• Instructions to follow
Return every line below as is, leaving out the pictures.

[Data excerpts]
──────────────────────────────

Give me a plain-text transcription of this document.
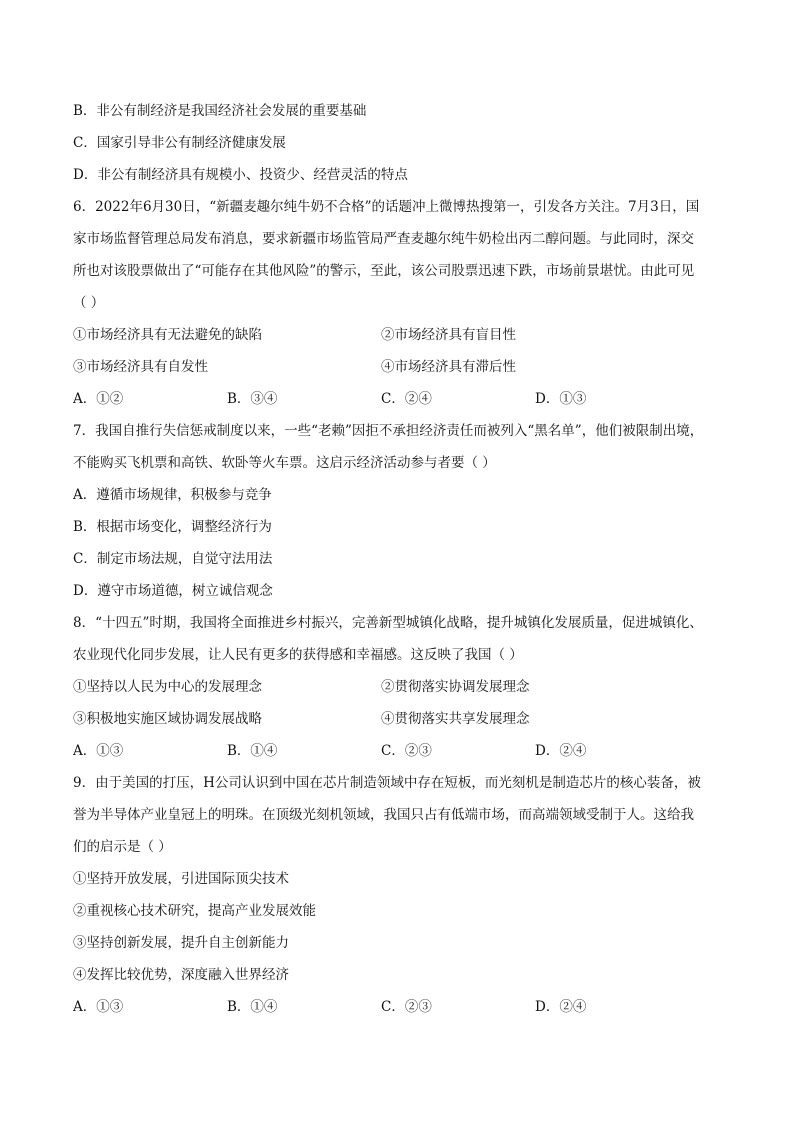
B．非公有制经济是我国经济社会发展的重要基础
C．国家引导非公有制经济健康发展
D．非公有制经济具有规模小、投资少、经营灵活的特点
6．2022年6月30日，“新疆麦趣尔纯牛奶不合格”的话题冲上微博热搜第一，引发各方关注。7月3日，国
家市场监督管理总局发布消息，要求新疆市场监管局严查麦趣尔纯牛奶检出丙二醇问题。与此同时，深交
所也对该股票做出了“可能存在其他风险”的警示，至此，该公司股票迅速下跌，市场前景堪忧。由此可见
（ ）
①市场经济具有无法避免的缺陷	②市场经济具有盲目性
③市场经济具有自发性	④市场经济具有滞后性
A．①②	B．③④	C．②④	D．①③
7．我国自推行失信惩戒制度以来，一些“老赖”因拒不承担经济责任而被列入“黑名单”，他们被限制出境，
不能购买飞机票和高铁、软卧等火车票。这启示经济活动参与者要（ ）
A．遵循市场规律，积极参与竞争
B．根据市场变化，调整经济行为
C．制定市场法规，自觉守法用法
D．遵守市场道德，树立诚信观念
8．“十四五”时期，我国将全面推进乡村振兴，完善新型城镇化战略，提升城镇化发展质量，促进城镇化、
农业现代化同步发展，让人民有更多的获得感和幸福感。这反映了我国（ ）
①坚持以人民为中心的发展理念	②贯彻落实协调发展理念
③积极地实施区域协调发展战略	④贯彻落实共享发展理念
A．①③	B．①④	C．②③	D．②④
9．由于美国的打压，H公司认识到中国在芯片制造领域中存在短板，而光刻机是制造芯片的核心装备，被
誉为半导体产业皇冠上的明珠。在顶级光刻机领域，我国只占有低端市场，而高端领域受制于人。这给我
们的启示是（ ）
①坚持开放发展，引进国际顶尖技术
②重视核心技术研究，提高产业发展效能
③坚持创新发展，提升自主创新能力
④发挥比较优势，深度融入世界经济
A．①③	B．①④	C．②③	D．②④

──────────────────────────────

• Response to this exercise
Give me a plain-text transcription of this document.
B．非公有制经济是我国经济社会发展的重要基础
C．国家引导非公有制经济健康发展
D．非公有制经济具有规模小、投资少、经营灵活的特点
6．2022年6月30日，“新疆麦趣尔纯牛奶不合格”的话题冲上微博热搜第一，引发各方关注。7月3日，国
家市场监督管理总局发布消息，要求新疆市场监管局严查麦趣尔纯牛奶检出丙二醇问题。与此同时，深交
所也对该股票做出了“可能存在其他风险”的警示，至此，该公司股票迅速下跌，市场前景堪忧。由此可见
（ ）
①市场经济具有无法避免的缺陷	②市场经济具有盲目性
③市场经济具有自发性	④市场经济具有滞后性
A．①②	B．③④	C．②④	D．①③
7．我国自推行失信惩戒制度以来，一些“老赖”因拒不承担经济责任而被列入“黑名单”，他们被限制出境，
不能购买飞机票和高铁、软卧等火车票。这启示经济活动参与者要（ ）
A．遵循市场规律，积极参与竞争
B．根据市场变化，调整经济行为
C．制定市场法规，自觉守法用法
D．遵守市场道德，树立诚信观念
8．“十四五”时期，我国将全面推进乡村振兴，完善新型城镇化战略，提升城镇化发展质量，促进城镇化、
农业现代化同步发展，让人民有更多的获得感和幸福感。这反映了我国（ ）
①坚持以人民为中心的发展理念	②贯彻落实协调发展理念
③积极地实施区域协调发展战略	④贯彻落实共享发展理念
A．①③	B．①④	C．②③	D．②④
9．由于美国的打压，H公司认识到中国在芯片制造领域中存在短板，而光刻机是制造芯片的核心装备，被
誉为半导体产业皇冠上的明珠。在顶级光刻机领域，我国只占有低端市场，而高端领域受制于人。这给我
们的启示是（ ）
①坚持开放发展，引进国际顶尖技术
②重视核心技术研究，提高产业发展效能
③坚持创新发展，提升自主创新能力
④发挥比较优势，深度融入世界经济
A．①③	B．①④	C．②③	D．②④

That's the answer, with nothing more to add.